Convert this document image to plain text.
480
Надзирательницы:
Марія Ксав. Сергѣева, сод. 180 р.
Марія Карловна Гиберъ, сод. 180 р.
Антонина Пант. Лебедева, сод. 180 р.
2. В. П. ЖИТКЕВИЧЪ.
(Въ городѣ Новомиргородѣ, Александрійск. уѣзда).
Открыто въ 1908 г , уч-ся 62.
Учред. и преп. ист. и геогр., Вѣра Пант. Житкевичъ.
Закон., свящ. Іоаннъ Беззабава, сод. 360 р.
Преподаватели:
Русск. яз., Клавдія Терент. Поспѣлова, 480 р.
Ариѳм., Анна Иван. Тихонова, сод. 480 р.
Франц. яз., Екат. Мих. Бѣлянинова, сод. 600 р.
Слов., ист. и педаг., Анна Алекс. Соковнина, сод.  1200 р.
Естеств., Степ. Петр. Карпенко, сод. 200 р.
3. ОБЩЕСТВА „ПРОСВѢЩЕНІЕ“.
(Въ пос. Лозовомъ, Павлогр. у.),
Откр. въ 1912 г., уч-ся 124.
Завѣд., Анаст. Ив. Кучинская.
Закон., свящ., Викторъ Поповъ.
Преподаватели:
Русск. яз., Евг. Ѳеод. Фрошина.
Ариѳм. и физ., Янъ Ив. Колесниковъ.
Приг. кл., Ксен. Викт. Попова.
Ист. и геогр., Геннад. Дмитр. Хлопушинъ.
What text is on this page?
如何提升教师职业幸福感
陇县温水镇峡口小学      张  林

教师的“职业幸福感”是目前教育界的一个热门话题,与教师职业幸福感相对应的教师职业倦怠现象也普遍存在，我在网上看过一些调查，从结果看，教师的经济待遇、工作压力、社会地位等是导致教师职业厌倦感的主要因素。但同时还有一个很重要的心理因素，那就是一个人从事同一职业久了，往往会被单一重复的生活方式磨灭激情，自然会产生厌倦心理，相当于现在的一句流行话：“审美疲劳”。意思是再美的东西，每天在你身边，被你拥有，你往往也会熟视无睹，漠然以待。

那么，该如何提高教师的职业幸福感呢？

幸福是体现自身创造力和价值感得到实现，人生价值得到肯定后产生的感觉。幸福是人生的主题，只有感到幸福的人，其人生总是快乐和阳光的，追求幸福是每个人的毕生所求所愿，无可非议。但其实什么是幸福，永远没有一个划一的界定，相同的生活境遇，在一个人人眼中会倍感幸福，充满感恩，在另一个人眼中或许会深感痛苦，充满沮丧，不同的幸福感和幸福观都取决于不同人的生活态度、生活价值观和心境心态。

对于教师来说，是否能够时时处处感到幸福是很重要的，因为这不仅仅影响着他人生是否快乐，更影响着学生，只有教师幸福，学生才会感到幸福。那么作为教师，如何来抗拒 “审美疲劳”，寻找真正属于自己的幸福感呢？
*-*-*
• **GOAL OF THE EXERCISE**
Return each line with "Русск".

• **SOLUTION**
Русск. яз., Клавдія Терент. Поспѣлова, 480 р.
Русск. яз., Евг. Ѳеод. Фрошина.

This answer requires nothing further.